**Stated goal:** Please format every line of the records below as a numbered list, skipping any blank lines and leaving the pictures out.
--- Start of Dataset records ---
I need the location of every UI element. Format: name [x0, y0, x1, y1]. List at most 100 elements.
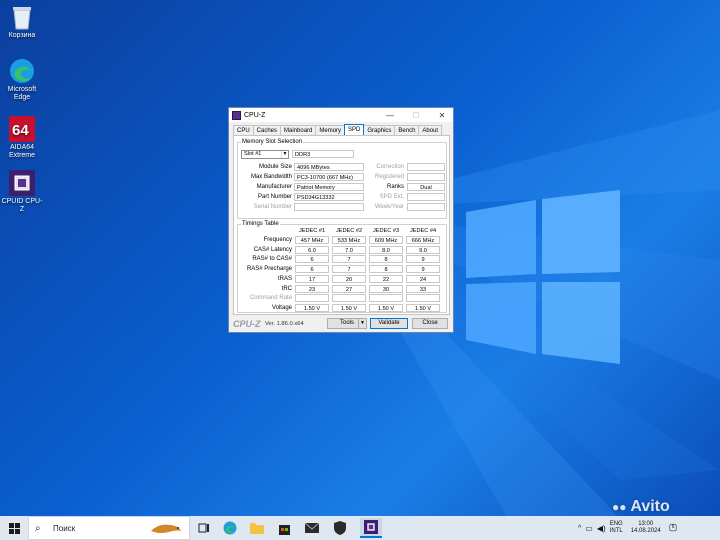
- volume-icon[interactable]: ◀): [597, 524, 606, 533]
- cpuz-window[interactable]: CPU-Z — ☐ ✕ CPU Caches Mainboard Memory …: [228, 107, 454, 333]
- title-bar[interactable]: CPU-Z — ☐ ✕: [229, 108, 453, 122]
- task-view-button[interactable]: [196, 520, 212, 536]
- edge-icon: [9, 58, 35, 84]
- desktop-icon-recycle-bin[interactable]: Корзина: [0, 4, 44, 40]
- search-placeholder: Поиск: [53, 523, 76, 533]
- desktop-icon-edge[interactable]: Microsoft Edge: [0, 58, 44, 102]
- spd-ext-label: SPD Ext.: [379, 194, 404, 200]
- taskbar-explorer[interactable]: [249, 520, 265, 536]
- notifications-button[interactable]: ▢ 6: [669, 522, 681, 534]
- taskbar: ⌕ Поиск ^ ▭ ◀) ENG INTL 13:00 14.08.2024: [0, 516, 720, 540]
- timing-cell: 24: [406, 274, 440, 283]
- correction-field: [407, 163, 445, 171]
- cpuz-icon: [364, 520, 378, 534]
- timing-cell: 609 MHz: [369, 236, 403, 244]
- timing-row-label: tRAS: [277, 275, 292, 282]
- close-window-button[interactable]: ✕: [433, 108, 451, 122]
- jedec1-header: JEDEC #1: [298, 228, 326, 234]
- timing-cell: [295, 294, 329, 303]
- tab-mainboard[interactable]: Mainboard: [280, 125, 317, 135]
- memory-slot-group-title: Memory Slot Selection: [241, 138, 304, 146]
- timing-cell: 533 MHz: [332, 236, 366, 244]
- tab-spd[interactable]: SPD: [344, 124, 365, 135]
- network-icon[interactable]: ▭: [585, 524, 593, 533]
- timing-row-label: Frequency: [263, 237, 292, 243]
- timing-cell: 7: [332, 255, 366, 264]
- timing-cell: 33: [406, 284, 440, 293]
- clock[interactable]: 13:00 14.08.2024: [631, 521, 661, 535]
- timing-cell: 23: [295, 284, 329, 293]
- timing-cell: 7.0: [332, 245, 366, 254]
- timing-cell: 6: [295, 265, 329, 274]
- desktop-icon-cpuz[interactable]: CPUID CPU-Z: [0, 170, 44, 214]
- timing-row-label: CAS# Latency: [253, 246, 292, 253]
- avito-watermark: ●● Avito: [612, 498, 670, 516]
- minimize-icon: —: [386, 110, 394, 120]
- start-button[interactable]: [0, 516, 28, 540]
- avito-dots-icon: ●●: [612, 500, 627, 514]
- taskbar-security[interactable]: [332, 520, 348, 536]
- max-bandwidth-field: PC3-10700 (667 MHz): [294, 173, 364, 181]
- tab-caches[interactable]: Caches: [252, 125, 282, 135]
- taskbar-edge[interactable]: [222, 520, 238, 536]
- chevron-down-icon: ▼: [281, 151, 288, 158]
- footer-bar: CPU-Z Ver. 1.86.0.x64 Tools ▼ Validate C…: [233, 318, 450, 330]
- spd-ext-field: [407, 193, 445, 201]
- timing-cell: 8: [369, 255, 403, 264]
- tab-cpu[interactable]: CPU: [233, 125, 254, 135]
- task-view-icon: [198, 523, 209, 533]
- notification-count: 6: [671, 524, 675, 530]
- taskbar-mail[interactable]: [304, 520, 320, 536]
- store-icon: [278, 524, 290, 535]
- timing-cell: 1.50 V: [406, 303, 440, 312]
- taskbar-cpuz[interactable]: [360, 518, 382, 538]
- validate-button[interactable]: Validate: [370, 318, 408, 329]
- tools-button-label: Tools: [339, 320, 354, 326]
- tab-graphics[interactable]: Graphics: [363, 125, 396, 135]
- timing-cell: 1.50 V: [369, 303, 403, 312]
- timings-table-title: Timings Table: [241, 220, 280, 228]
- memory-type-field: DDR3: [292, 150, 354, 158]
- tools-button[interactable]: Tools ▼: [327, 318, 367, 329]
- timing-row-label: RAS# to CAS#: [252, 256, 292, 263]
- timing-cell: 9.0: [406, 245, 440, 254]
- timing-cell: 30: [369, 284, 403, 293]
- memory-slot-group: Memory Slot Selection Slot #1 ▼ DDR3 Mod…: [237, 138, 447, 219]
- timing-cell: 7: [332, 265, 366, 274]
- edge-icon: [223, 521, 237, 535]
- timings-table-group: Timings Table JEDEC #1 JEDEC #2 JEDEC #3…: [237, 220, 447, 313]
- cpuz-app-icon: [232, 110, 241, 120]
- tab-about[interactable]: About: [418, 125, 443, 135]
- minimize-button[interactable]: —: [381, 108, 399, 122]
- slot-select[interactable]: Slot #1 ▼: [241, 150, 289, 159]
- recycle-bin-icon: [9, 4, 35, 30]
- timing-cell: 1.50 V: [332, 303, 366, 312]
- timing-row-label: tRC: [281, 285, 292, 292]
- part-number-field: PSD34G13332: [294, 193, 364, 201]
- search-highlight-lizard-icon: [151, 524, 181, 533]
- timing-cell: 6: [295, 255, 329, 264]
- timing-cell: 1.50 V: [295, 303, 329, 312]
- module-size-field: 4096 MBytes: [294, 163, 364, 171]
- timing-cell: 9: [406, 255, 440, 264]
- chevron-down-icon: ▼: [358, 319, 366, 328]
- taskbar-search[interactable]: ⌕ Поиск: [28, 516, 190, 540]
- timing-cell: 666 MHz: [406, 236, 440, 244]
- timing-cell: 20: [332, 274, 366, 283]
- timing-row-label: RAS# Precharge: [246, 266, 292, 273]
- tab-bench[interactable]: Bench: [394, 125, 420, 135]
- svg-text:64: 64: [12, 122, 29, 139]
- cpuz-brand: CPU-Z: [233, 319, 261, 329]
- taskbar-store[interactable]: [276, 520, 292, 536]
- language-indicator[interactable]: ENG INTL: [610, 521, 623, 535]
- clock-time: 13:00: [638, 521, 654, 527]
- desktop-icon-aida64[interactable]: 64 AIDA64 Extreme: [0, 116, 44, 160]
- chevron-up-icon[interactable]: ^: [578, 525, 581, 532]
- tab-memory[interactable]: Memory: [315, 125, 346, 135]
- window-title: CPU-Z: [244, 111, 266, 119]
- timing-cell: 8: [369, 265, 403, 274]
- week-year-field: [407, 203, 445, 211]
- maximize-icon: ☐: [412, 110, 420, 120]
- jedec4-header: JEDEC #4: [409, 228, 437, 234]
- close-button[interactable]: Close: [412, 318, 448, 329]
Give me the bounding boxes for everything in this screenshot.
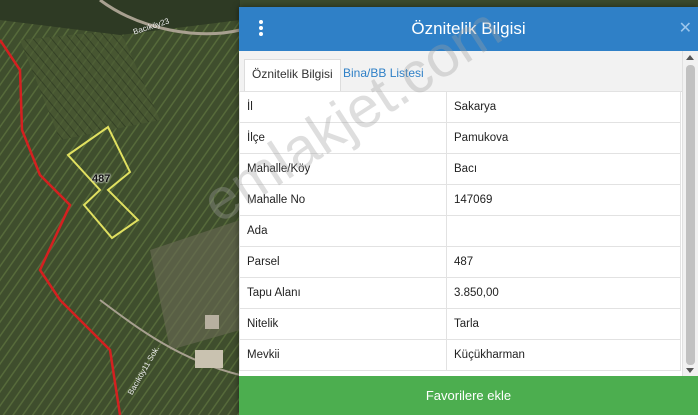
--- End of Dataset records ---
**Full solution:**
1. I need the location of every UI element. Format: name [x0, y0, x1, y1]. List at most 100 elements.
2. - volume-icon[interactable]: ◀): [597, 524, 606, 533]
3. - cpuz-window[interactable]: CPU-Z — ☐ ✕ CPU Caches Mainboard Memory …: [228, 107, 454, 333]
4. - title-bar[interactable]: CPU-Z — ☐ ✕: [229, 108, 453, 122]
5. - task-view-button[interactable]: [196, 520, 212, 536]
6. - edge-icon: [9, 58, 35, 84]
7. - desktop-icon-recycle-bin[interactable]: Корзина: [0, 4, 44, 40]
8. - search-placeholder: Поиск: [53, 523, 76, 533]
9. - desktop-icon-edge[interactable]: Microsoft Edge: [0, 58, 44, 102]
10. - spd-ext-label: SPD Ext.: [379, 194, 404, 200]
11. - taskbar-explorer[interactable]: [249, 520, 265, 536]
12. - notifications-button[interactable]: ▢ 6: [669, 522, 681, 534]
13. - taskbar: ⌕ Поиск ^ ▭ ◀) ENG INTL 13:00 14.08.2024: [0, 516, 720, 540]
14. - timing-cell: 24: [406, 274, 440, 283]
15. - correction-field: [407, 163, 445, 171]
16. - cpuz-icon: [364, 520, 378, 534]
17. - timing-cell: 609 MHz: [369, 236, 403, 244]
18. - timing-row-label: tRAS: [277, 275, 292, 282]
19. - close-window-button[interactable]: ✕: [433, 108, 451, 122]
20. - jedec1-header: JEDEC #1: [298, 228, 326, 234]
21. - timing-cell: [295, 294, 329, 303]
22. - tab-mainboard[interactable]: Mainboard: [280, 125, 317, 135]
23. - memory-slot-group-title: Memory Slot Selection: [241, 138, 304, 146]
24. - timing-cell: 533 MHz: [332, 236, 366, 244]
25. - tab-spd[interactable]: SPD: [344, 124, 365, 135]
26. - network-icon[interactable]: ▭: [585, 524, 593, 533]
27. - timing-row-label: Frequency: [263, 237, 292, 243]
28. - timing-cell: 7: [332, 255, 366, 264]
29. - timing-cell: 33: [406, 284, 440, 293]
30. - clock[interactable]: 13:00 14.08.2024: [631, 521, 661, 535]
31. - timing-cell: 23: [295, 284, 329, 293]
32. - timing-cell: 7.0: [332, 245, 366, 254]
33. - timing-cell: 6: [295, 265, 329, 274]
34. - desktop-icon-cpuz[interactable]: CPUID CPU-Z: [0, 170, 44, 214]
35. - timing-row-label: CAS# Latency: [253, 246, 292, 253]
36. - avito-watermark: ●● Avito: [612, 498, 670, 516]
37. - minimize-icon: —: [386, 110, 394, 120]
38. - start-button[interactable]: [0, 516, 28, 540]
39. - avito-dots-icon: ●●: [612, 500, 627, 514]
40. - taskbar-security[interactable]: [332, 520, 348, 536]
41. - max-bandwidth-field: PC3-10700 (667 MHz): [294, 173, 364, 181]
42. - tab-caches[interactable]: Caches: [252, 125, 282, 135]
43. - taskbar-edge[interactable]: [222, 520, 238, 536]
44. - chevron-down-icon: ▼: [281, 151, 288, 158]
45. - footer-bar: CPU-Z Ver. 1.86.0.x64 Tools ▼ Validate C…: [233, 318, 450, 330]
46. - spd-ext-field: [407, 193, 445, 201]
47. - timing-cell: 8: [369, 255, 403, 264]
48. - tab-cpu[interactable]: CPU: [233, 125, 254, 135]
49. - task-view-icon: [198, 523, 209, 533]
50. - notification-count: 6: [671, 524, 675, 530]
51. - taskbar-mail[interactable]: [304, 520, 320, 536]
52. - store-icon: [278, 524, 290, 535]
53. - timing-cell: 1.50 V: [406, 303, 440, 312]
54. - taskbar-cpuz[interactable]: [360, 518, 382, 538]
55. - validate-button[interactable]: Validate: [370, 318, 408, 329]
56. - tools-button-label: Tools: [339, 320, 354, 326]
57. - tab-graphics[interactable]: Graphics: [363, 125, 396, 135]
58. - timing-cell: 1.50 V: [369, 303, 403, 312]
59. - timings-table-title: Timings Table: [241, 220, 280, 228]
60. - memory-type-field: DDR3: [292, 150, 354, 158]
61. - tools-button[interactable]: Tools ▼: [327, 318, 367, 329]
62. - timing-row-label: RAS# to CAS#: [252, 256, 292, 263]
63. - timing-cell: 9.0: [406, 245, 440, 254]
64. - timing-cell: 30: [369, 284, 403, 293]
65. - memory-slot-group: Memory Slot Selection Slot #1 ▼ DDR3 Mod…: [237, 138, 447, 219]
66. - timing-cell: 7: [332, 265, 366, 274]
67. - edge-icon: [223, 521, 237, 535]
68. - timings-table-group: Timings Table JEDEC #1 JEDEC #2 JEDEC #3…: [237, 220, 447, 313]
69. - cpuz-app-icon: [232, 110, 241, 120]
70. - tab-about[interactable]: About: [418, 125, 443, 135]
71. - minimize-button[interactable]: —: [381, 108, 399, 122]
72. - slot-select[interactable]: Slot #1 ▼: [241, 150, 289, 159]
73. - recycle-bin-icon: [9, 4, 35, 30]
74. - timing-cell: 1.50 V: [332, 303, 366, 312]
75. - timing-row-label: tRC: [281, 285, 292, 292]
76. - part-number-field: PSD34G13332: [294, 193, 364, 201]
77. - search-highlight-lizard-icon: [151, 524, 181, 533]
78. - timing-cell: 6: [295, 255, 329, 264]
79. - timing-cell: 1.50 V: [295, 303, 329, 312]
80. - module-size-field: 4096 MBytes: [294, 163, 364, 171]
81. - timing-cell: 9: [406, 255, 440, 264]
82. - chevron-down-icon: ▼: [358, 319, 366, 328]
83. - taskbar-search[interactable]: ⌕ Поиск: [28, 516, 190, 540]
84. - timing-cell: 666 MHz: [406, 236, 440, 244]
85. - timing-cell: 20: [332, 274, 366, 283]
86. - timing-row-label: RAS# Precharge: [246, 266, 292, 273]
87. - tab-bench[interactable]: Bench: [394, 125, 420, 135]
88. - svg-text:64: 64: [12, 122, 29, 139]
89. - cpuz-brand: CPU-Z: [233, 319, 261, 329]
90. - taskbar-store[interactable]: [276, 520, 292, 536]
91. - language-indicator[interactable]: ENG INTL: [610, 521, 623, 535]
92. - clock-time: 13:00: [638, 521, 654, 527]
93. - desktop-icon-aida64[interactable]: 64 AIDA64 Extreme: [0, 116, 44, 160]
94. - chevron-up-icon[interactable]: ^: [578, 525, 581, 532]
95. - tab-memory[interactable]: Memory: [315, 125, 346, 135]
96. - window-title: CPU-Z: [244, 111, 266, 119]
97. - timing-cell: 8: [369, 265, 403, 274]
98. - week-year-field: [407, 203, 445, 211]
99. - maximize-icon: ☐: [412, 110, 420, 120]
100. - jedec4-header: JEDEC #4: [409, 228, 437, 234]
101. - close-button[interactable]: Close: [412, 318, 448, 329]
102. Give me the bounding boxes for everything in this screenshot.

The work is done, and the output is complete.